PROBLEM TO WORK ON:
Copy out the records exactly, from their start through the line containing "1001, 1374, 1041]", with both ends included.

DATA:
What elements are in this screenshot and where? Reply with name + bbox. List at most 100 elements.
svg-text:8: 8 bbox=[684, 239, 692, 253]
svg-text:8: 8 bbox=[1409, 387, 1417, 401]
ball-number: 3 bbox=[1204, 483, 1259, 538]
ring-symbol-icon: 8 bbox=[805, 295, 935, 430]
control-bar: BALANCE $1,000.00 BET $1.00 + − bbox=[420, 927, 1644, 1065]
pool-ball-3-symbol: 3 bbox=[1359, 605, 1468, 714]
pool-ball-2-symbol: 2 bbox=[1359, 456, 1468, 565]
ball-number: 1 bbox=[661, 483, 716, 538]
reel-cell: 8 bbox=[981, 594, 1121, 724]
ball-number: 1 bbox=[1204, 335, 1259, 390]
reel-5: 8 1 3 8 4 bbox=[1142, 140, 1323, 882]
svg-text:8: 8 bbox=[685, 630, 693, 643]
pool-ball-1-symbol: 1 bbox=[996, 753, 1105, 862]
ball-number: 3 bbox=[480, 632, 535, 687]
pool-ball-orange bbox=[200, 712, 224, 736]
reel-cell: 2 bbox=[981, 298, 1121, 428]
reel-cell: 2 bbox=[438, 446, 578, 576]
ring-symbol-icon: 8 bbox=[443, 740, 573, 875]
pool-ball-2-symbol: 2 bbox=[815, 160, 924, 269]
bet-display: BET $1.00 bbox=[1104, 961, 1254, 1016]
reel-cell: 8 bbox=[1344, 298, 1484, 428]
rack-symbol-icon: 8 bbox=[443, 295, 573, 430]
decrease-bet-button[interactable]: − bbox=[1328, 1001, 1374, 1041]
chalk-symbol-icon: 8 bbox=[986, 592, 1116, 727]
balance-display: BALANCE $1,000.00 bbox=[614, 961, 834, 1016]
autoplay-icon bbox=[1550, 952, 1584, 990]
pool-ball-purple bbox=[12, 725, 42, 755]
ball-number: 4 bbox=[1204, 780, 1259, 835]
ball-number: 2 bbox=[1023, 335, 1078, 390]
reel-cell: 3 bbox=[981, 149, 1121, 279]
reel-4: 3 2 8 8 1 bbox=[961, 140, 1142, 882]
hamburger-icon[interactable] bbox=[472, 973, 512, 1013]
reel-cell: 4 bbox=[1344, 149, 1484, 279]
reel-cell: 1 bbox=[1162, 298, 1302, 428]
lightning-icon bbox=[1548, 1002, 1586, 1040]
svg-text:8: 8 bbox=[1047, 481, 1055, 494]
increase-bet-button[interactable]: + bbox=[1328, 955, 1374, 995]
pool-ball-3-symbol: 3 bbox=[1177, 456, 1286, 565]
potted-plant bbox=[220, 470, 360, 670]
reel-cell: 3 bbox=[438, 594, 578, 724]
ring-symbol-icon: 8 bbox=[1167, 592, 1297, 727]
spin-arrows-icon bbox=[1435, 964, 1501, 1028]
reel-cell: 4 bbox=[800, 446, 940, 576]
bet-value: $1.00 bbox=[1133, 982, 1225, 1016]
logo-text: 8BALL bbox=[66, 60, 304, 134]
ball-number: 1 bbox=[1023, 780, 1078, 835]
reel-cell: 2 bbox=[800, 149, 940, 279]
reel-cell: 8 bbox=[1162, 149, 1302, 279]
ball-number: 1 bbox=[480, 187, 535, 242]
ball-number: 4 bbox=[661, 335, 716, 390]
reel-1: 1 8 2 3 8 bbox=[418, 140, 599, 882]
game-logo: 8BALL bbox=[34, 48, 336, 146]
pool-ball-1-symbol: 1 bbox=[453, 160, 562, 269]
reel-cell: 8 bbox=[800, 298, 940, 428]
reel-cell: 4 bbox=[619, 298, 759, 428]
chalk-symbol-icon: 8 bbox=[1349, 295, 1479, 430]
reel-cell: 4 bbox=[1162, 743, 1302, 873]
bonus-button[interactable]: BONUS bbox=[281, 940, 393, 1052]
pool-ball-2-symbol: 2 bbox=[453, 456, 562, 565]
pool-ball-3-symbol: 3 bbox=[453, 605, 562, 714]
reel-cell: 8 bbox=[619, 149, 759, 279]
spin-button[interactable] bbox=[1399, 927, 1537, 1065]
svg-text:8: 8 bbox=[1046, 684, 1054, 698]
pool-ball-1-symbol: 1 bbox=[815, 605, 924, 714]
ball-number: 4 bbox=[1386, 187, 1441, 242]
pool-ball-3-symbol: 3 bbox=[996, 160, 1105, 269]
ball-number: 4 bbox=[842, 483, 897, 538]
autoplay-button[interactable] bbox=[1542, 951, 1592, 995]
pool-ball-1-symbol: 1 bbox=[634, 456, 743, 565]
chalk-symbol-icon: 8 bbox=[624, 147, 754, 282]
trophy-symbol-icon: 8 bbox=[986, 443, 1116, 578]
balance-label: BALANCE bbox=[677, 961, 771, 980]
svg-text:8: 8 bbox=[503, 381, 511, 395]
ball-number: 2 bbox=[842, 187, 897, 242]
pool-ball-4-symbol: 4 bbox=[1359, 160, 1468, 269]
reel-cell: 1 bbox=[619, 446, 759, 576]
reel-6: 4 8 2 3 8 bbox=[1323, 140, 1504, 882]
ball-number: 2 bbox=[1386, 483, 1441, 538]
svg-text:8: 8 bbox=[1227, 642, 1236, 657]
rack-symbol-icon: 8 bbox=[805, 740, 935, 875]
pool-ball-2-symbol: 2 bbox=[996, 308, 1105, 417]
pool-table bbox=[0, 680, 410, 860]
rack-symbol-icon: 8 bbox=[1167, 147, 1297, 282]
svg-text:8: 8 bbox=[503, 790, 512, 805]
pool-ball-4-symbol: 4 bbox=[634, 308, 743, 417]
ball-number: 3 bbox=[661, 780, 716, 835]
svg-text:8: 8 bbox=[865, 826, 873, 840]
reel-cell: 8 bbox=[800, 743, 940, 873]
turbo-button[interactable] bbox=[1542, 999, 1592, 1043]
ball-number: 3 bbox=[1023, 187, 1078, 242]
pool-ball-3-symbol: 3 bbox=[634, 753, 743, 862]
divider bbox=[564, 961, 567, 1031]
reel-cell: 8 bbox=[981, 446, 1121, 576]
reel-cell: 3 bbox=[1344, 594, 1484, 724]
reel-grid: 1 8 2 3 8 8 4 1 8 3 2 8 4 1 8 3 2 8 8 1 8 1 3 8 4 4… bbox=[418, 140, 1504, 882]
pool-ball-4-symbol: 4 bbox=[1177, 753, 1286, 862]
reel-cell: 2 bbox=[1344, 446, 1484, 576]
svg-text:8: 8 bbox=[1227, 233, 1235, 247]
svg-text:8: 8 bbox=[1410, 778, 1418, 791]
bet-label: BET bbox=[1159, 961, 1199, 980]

RESULT OF THE TASK:
What elements are in this screenshot and where? Reply with name + bbox. List at most 100 elements.
svg-text:8: 8 bbox=[684, 239, 692, 253]
svg-text:8: 8 bbox=[1409, 387, 1417, 401]
ball-number: 3 bbox=[1204, 483, 1259, 538]
ring-symbol-icon: 8 bbox=[805, 295, 935, 430]
control-bar: BALANCE $1,000.00 BET $1.00 + − bbox=[420, 927, 1644, 1065]
pool-ball-3-symbol: 3 bbox=[1359, 605, 1468, 714]
pool-ball-2-symbol: 2 bbox=[1359, 456, 1468, 565]
ball-number: 1 bbox=[661, 483, 716, 538]
reel-cell: 8 bbox=[981, 594, 1121, 724]
ball-number: 1 bbox=[1204, 335, 1259, 390]
reel-5: 8 1 3 8 4 bbox=[1142, 140, 1323, 882]
svg-text:8: 8 bbox=[685, 630, 693, 643]
pool-ball-1-symbol: 1 bbox=[996, 753, 1105, 862]
ball-number: 3 bbox=[480, 632, 535, 687]
pool-ball-orange bbox=[200, 712, 224, 736]
reel-cell: 2 bbox=[981, 298, 1121, 428]
reel-cell: 2 bbox=[438, 446, 578, 576]
ring-symbol-icon: 8 bbox=[443, 740, 573, 875]
pool-ball-2-symbol: 2 bbox=[815, 160, 924, 269]
bet-display: BET $1.00 bbox=[1104, 961, 1254, 1016]
reel-cell: 8 bbox=[1344, 298, 1484, 428]
rack-symbol-icon: 8 bbox=[443, 295, 573, 430]
decrease-bet-button[interactable]: − bbox=[1328, 1001, 1374, 1041]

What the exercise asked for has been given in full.